> [ASSIGNMENT]: For each line below that includes the word "space", make a copy.

(Dataset excerpts)
=== Section Start ===

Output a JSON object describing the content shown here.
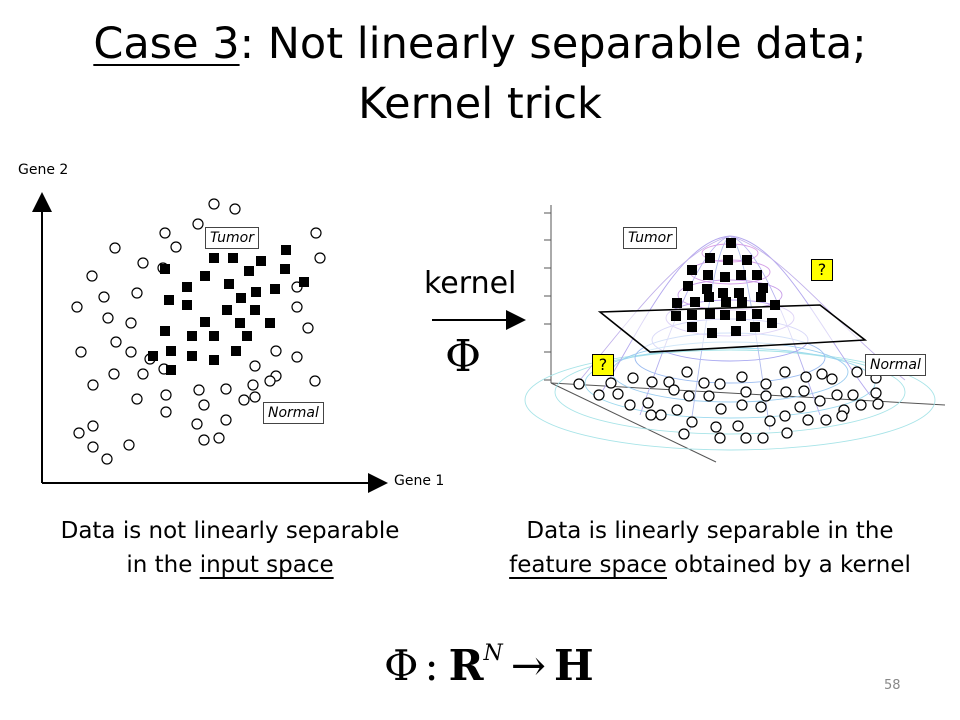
{
  "title": {
    "case_label": "Case 3",
    "line1_rest": ": Not linearly separable data;",
    "line2": "Kernel trick"
  },
  "left_plot": {
    "y_axis_label": "Gene 2",
    "x_axis_label": "Gene 1",
    "tumor_label": "Tumor",
    "normal_label": "Normal"
  },
  "kernel": {
    "label": "kernel",
    "symbol": "Φ"
  },
  "right_plot": {
    "tumor_label": "Tumor",
    "normal_label": "Normal",
    "unknown_marker": "?"
  },
  "captions": {
    "left_line1": "Data is not linearly separable",
    "left_line2_prefix": "in the ",
    "left_line2_underlined": "input space",
    "right_line1": "Data is linearly separable in the",
    "right_line2_underlined": "feature space",
    "right_line2_suffix": " obtained by a kernel"
  },
  "formula": {
    "phi": "Φ",
    "colon": ":",
    "domain": "R",
    "superscript": "N",
    "arrow": "→",
    "codomain": "H"
  },
  "page_number": "58"
}
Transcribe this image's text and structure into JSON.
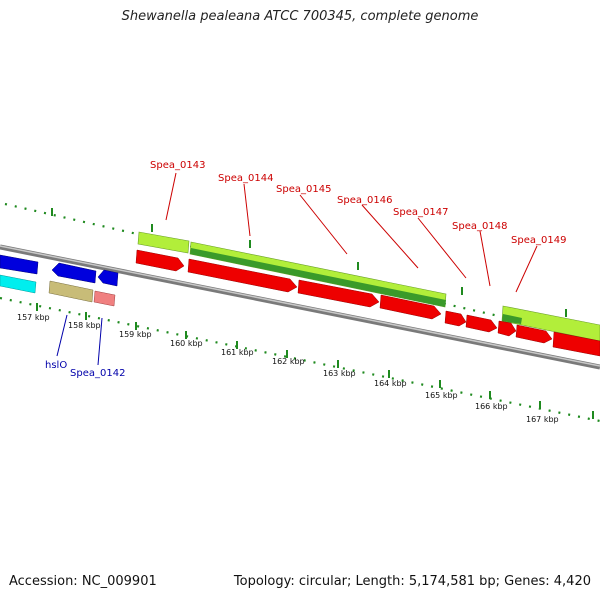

=== Section End ===

> [ANSWER]:
    "left_line2_underlined": "input space",
    "right_line2_underlined": "feature space",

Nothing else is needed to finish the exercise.